**Task data**

=====

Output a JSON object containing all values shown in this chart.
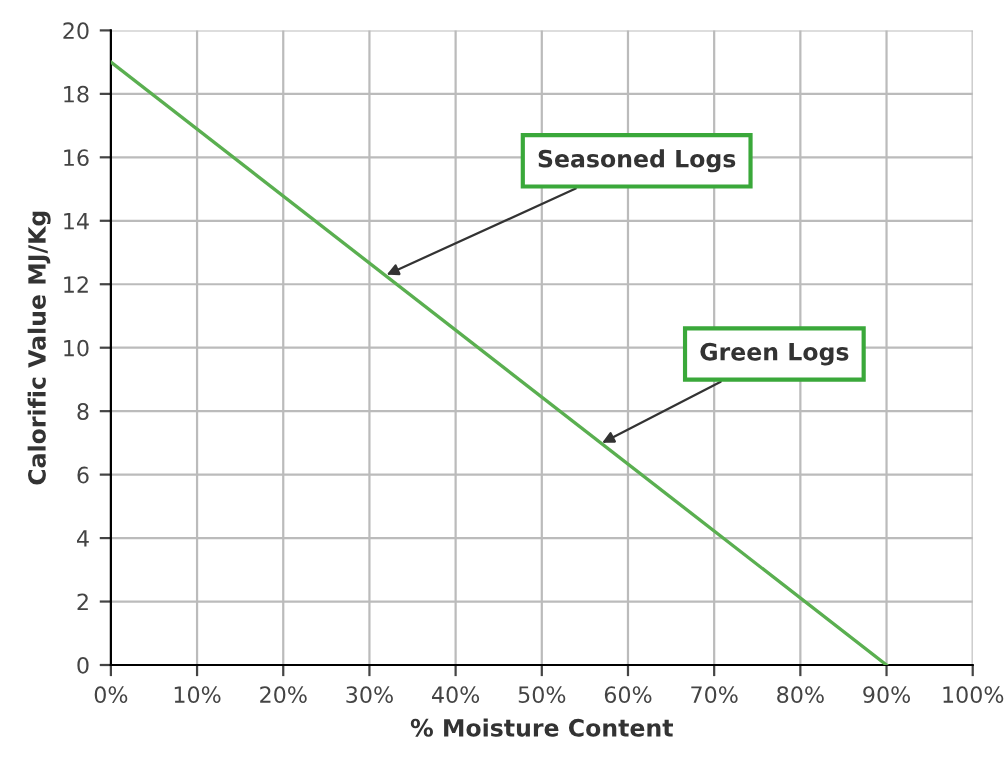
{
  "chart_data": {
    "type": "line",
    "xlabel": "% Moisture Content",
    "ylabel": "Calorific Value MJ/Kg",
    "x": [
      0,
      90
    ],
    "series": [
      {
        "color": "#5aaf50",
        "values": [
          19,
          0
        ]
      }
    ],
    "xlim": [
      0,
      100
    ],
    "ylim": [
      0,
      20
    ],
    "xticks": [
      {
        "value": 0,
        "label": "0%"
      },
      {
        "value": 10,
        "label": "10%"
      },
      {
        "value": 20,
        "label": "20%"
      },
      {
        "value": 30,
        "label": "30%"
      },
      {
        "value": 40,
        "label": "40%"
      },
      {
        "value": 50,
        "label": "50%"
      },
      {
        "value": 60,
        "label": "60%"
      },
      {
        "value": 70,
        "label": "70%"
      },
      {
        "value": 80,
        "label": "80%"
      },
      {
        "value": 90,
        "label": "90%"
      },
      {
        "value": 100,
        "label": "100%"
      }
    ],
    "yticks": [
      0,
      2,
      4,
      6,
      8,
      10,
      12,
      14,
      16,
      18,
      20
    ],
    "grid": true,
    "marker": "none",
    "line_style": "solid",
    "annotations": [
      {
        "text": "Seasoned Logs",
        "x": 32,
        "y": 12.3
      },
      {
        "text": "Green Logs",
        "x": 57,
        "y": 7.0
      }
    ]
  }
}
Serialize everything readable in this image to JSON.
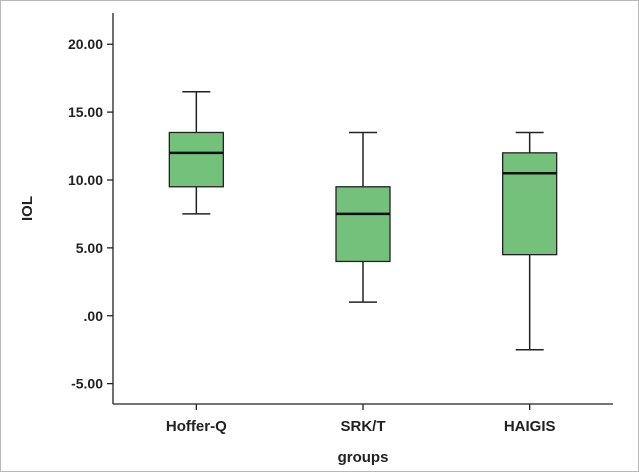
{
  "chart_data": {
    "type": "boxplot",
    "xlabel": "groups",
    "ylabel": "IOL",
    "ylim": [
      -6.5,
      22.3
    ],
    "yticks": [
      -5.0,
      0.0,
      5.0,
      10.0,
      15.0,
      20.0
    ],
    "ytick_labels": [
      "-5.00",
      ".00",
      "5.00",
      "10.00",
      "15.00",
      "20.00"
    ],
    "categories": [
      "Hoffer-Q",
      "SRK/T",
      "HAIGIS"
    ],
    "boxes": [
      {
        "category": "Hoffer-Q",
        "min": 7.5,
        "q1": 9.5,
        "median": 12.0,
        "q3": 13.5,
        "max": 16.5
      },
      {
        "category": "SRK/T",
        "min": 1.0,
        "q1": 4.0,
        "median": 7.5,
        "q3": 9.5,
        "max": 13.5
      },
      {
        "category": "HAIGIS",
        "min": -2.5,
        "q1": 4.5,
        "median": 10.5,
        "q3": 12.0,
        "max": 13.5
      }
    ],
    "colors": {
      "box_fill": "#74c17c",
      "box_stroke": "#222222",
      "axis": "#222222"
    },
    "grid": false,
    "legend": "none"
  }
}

=====

**Stated exercise**
Omit the pictures and write out the lines above from the one with "Serialize everything readable" through the last, unchanged.

**Task solution**
Serialize everything readable in this image to JSON.
{
  "chart_data": {
    "type": "boxplot",
    "xlabel": "groups",
    "ylabel": "IOL",
    "ylim": [
      -6.5,
      22.3
    ],
    "yticks": [
      -5.0,
      0.0,
      5.0,
      10.0,
      15.0,
      20.0
    ],
    "ytick_labels": [
      "-5.00",
      ".00",
      "5.00",
      "10.00",
      "15.00",
      "20.00"
    ],
    "categories": [
      "Hoffer-Q",
      "SRK/T",
      "HAIGIS"
    ],
    "boxes": [
      {
        "category": "Hoffer-Q",
        "min": 7.5,
        "q1": 9.5,
        "median": 12.0,
        "q3": 13.5,
        "max": 16.5
      },
      {
        "category": "SRK/T",
        "min": 1.0,
        "q1": 4.0,
        "median": 7.5,
        "q3": 9.5,
        "max": 13.5
      },
      {
        "category": "HAIGIS",
        "min": -2.5,
        "q1": 4.5,
        "median": 10.5,
        "q3": 12.0,
        "max": 13.5
      }
    ],
    "colors": {
      "box_fill": "#74c17c",
      "box_stroke": "#222222",
      "axis": "#222222"
    },
    "grid": false,
    "legend": "none"
  }
}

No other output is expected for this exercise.